List every basis on which the costing flashcards below say costs can be classified.

QUOTED PASSAGE ::
★ ★ ★ ★

Section B: Costing Flashcards
What is a cost centre/unit/object?
Cost centre: A collecting place for costs before they are further analysed.
Cost unit: A unit of product or service to which costs can be related.
Cost object: Anything a user of accounting information wants to know the cost of.
What is economic cost vs value?
Cost: What could have been accomplished with the resources used in the course of action not chosen.
Value: The most someone is willing to give up in £ to obtain a product or service.
How are costs classified?
Nature: Material, Labour Expenses
Function: Production costs, Admin Costs, Selling costs
Behaviour: Fixed, Variable costs.
Responsibility: Who is responsible for the cost.
What are direct vs indirect costs?
Direct Cost: A cost that can be traced in full to the product, service or department that is being costed. (Prime Cost)
Indirect Cost: A cost that cannot be traced directly to the product, service or department. (Overhead)
What are the types of relevant cost?
Avoidable cost: A cost that would not be incurred if the activity did not exist.
Differential cost: Relevant difference in the cost of alternatives.

★ ★ ★ ★

EXCERPTED RECORDS ::
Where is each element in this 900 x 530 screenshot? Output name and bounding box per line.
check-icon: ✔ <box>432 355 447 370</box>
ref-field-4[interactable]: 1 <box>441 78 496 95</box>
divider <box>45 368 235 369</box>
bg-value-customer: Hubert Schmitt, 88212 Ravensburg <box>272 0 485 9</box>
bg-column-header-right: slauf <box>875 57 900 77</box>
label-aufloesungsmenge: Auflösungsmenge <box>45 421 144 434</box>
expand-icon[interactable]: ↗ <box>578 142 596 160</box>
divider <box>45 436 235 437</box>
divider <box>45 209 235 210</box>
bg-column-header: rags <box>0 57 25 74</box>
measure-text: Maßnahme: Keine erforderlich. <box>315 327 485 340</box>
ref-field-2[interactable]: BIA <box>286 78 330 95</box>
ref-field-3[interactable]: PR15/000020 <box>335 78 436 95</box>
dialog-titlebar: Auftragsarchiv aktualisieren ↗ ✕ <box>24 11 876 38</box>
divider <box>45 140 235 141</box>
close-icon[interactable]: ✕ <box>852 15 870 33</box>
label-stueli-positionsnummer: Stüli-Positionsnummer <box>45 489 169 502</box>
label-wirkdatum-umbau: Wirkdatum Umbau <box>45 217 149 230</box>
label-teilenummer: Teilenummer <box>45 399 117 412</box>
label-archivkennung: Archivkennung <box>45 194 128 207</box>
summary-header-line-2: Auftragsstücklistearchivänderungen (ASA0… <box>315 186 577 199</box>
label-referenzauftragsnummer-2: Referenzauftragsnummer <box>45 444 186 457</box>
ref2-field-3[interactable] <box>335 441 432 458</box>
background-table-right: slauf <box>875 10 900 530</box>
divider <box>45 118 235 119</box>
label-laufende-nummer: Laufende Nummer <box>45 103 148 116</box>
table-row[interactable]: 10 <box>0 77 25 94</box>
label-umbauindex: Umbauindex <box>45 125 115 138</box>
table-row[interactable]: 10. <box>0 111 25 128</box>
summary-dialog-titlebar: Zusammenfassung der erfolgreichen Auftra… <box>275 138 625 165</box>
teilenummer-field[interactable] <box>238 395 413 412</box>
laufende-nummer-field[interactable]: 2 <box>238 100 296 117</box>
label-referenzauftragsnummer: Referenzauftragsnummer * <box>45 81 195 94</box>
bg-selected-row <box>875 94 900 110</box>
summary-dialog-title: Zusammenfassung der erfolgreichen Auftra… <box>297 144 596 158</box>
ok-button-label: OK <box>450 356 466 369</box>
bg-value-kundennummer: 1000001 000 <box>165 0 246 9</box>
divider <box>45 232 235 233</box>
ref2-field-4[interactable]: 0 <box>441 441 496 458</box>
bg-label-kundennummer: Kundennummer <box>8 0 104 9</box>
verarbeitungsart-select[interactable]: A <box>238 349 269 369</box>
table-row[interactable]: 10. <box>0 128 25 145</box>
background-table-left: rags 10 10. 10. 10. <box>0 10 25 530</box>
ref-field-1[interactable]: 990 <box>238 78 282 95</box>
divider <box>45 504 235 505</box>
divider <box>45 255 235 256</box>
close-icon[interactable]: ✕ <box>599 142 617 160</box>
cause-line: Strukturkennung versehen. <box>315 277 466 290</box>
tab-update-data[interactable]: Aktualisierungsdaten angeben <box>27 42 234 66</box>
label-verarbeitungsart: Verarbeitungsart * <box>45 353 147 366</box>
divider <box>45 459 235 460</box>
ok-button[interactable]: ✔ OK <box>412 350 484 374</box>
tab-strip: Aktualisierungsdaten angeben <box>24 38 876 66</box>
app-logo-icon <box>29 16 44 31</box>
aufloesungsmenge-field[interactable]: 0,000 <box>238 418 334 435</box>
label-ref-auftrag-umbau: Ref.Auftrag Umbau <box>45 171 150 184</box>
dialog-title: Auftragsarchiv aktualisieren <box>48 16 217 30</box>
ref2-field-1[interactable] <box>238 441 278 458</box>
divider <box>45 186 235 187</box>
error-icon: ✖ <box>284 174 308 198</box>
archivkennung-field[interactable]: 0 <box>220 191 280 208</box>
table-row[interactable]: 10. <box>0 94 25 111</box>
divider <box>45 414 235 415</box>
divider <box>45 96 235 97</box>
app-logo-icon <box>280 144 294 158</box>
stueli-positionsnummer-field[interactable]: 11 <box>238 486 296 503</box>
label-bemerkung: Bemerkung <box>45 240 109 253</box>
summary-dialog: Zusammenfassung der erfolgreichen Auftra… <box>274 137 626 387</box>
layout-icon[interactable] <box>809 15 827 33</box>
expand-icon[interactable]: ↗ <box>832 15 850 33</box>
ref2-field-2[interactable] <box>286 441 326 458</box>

★ ★ ★ ★

ANSWER IN FULL :: Nature, Function, Behaviour, Responsibility